> [Exercise prompt] Look in the data below for the line that contains "Give me a plain-text". Copy that line and the remaining lines exactly.

> [Stored entries]
::::

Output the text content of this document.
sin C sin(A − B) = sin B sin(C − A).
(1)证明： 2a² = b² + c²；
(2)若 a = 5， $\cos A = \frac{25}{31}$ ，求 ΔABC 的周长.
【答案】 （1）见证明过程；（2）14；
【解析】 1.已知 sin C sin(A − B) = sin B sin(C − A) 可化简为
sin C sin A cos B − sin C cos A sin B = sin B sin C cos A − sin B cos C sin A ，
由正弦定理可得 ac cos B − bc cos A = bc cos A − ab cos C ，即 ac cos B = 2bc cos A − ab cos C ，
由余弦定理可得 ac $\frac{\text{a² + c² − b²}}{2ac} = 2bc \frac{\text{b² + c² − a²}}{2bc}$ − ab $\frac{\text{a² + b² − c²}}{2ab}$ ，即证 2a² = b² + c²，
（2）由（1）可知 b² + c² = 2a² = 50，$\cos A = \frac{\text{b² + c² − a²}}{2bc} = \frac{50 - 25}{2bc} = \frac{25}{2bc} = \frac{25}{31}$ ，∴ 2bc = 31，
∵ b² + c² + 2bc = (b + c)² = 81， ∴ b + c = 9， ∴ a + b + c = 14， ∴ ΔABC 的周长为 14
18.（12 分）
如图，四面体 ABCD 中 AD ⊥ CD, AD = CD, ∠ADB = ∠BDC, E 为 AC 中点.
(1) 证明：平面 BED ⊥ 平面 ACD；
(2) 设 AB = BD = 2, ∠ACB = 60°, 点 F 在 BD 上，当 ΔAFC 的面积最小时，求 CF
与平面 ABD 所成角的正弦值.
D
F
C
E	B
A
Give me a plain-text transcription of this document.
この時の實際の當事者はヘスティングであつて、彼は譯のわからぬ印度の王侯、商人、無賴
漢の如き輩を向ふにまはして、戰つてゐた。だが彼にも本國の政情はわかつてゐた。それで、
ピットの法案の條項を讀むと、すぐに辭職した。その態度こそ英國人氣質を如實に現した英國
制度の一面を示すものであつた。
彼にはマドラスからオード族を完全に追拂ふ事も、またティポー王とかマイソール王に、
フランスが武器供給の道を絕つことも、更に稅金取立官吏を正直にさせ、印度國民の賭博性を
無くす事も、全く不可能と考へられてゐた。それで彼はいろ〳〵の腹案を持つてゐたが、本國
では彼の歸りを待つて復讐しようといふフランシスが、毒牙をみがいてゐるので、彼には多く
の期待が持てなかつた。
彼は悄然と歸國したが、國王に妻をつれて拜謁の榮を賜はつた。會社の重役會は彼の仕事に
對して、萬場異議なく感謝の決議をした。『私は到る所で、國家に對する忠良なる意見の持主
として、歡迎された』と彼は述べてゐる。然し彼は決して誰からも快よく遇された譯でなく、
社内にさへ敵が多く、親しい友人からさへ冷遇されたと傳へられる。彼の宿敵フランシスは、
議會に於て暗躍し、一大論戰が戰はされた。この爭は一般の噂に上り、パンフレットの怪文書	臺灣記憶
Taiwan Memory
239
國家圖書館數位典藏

::::

> [Complete response]
Give me a plain-text transcription of this document.
この時の實際の當事者はヘスティングであつて、彼は譯のわからぬ印度の王侯、商人、無賴
漢の如き輩を向ふにまはして、戰つてゐた。だが彼にも本國の政情はわかつてゐた。それで、
ピットの法案の條項を讀むと、すぐに辭職した。その態度こそ英國人氣質を如實に現した英國
制度の一面を示すものであつた。
彼にはマドラスからオード族を完全に追拂ふ事も、またティポー王とかマイソール王に、
フランスが武器供給の道を絕つことも、更に稅金取立官吏を正直にさせ、印度國民の賭博性を
無くす事も、全く不可能と考へられてゐた。それで彼はいろ〳〵の腹案を持つてゐたが、本國
では彼の歸りを待つて復讐しようといふフランシスが、毒牙をみがいてゐるので、彼には多く
の期待が持てなかつた。
彼は悄然と歸國したが、國王に妻をつれて拜謁の榮を賜はつた。會社の重役會は彼の仕事に
對して、萬場異議なく感謝の決議をした。『私は到る所で、國家に對する忠良なる意見の持主
として、歡迎された』と彼は述べてゐる。然し彼は決して誰からも快よく遇された譯でなく、
社内にさへ敵が多く、親しい友人からさへ冷遇されたと傳へられる。彼の宿敵フランシスは、
議會に於て暗躍し、一大論戰が戰はされた。この爭は一般の噂に上り、パンフレットの怪文書	臺灣記憶
Taiwan Memory
239
國家圖書館數位典藏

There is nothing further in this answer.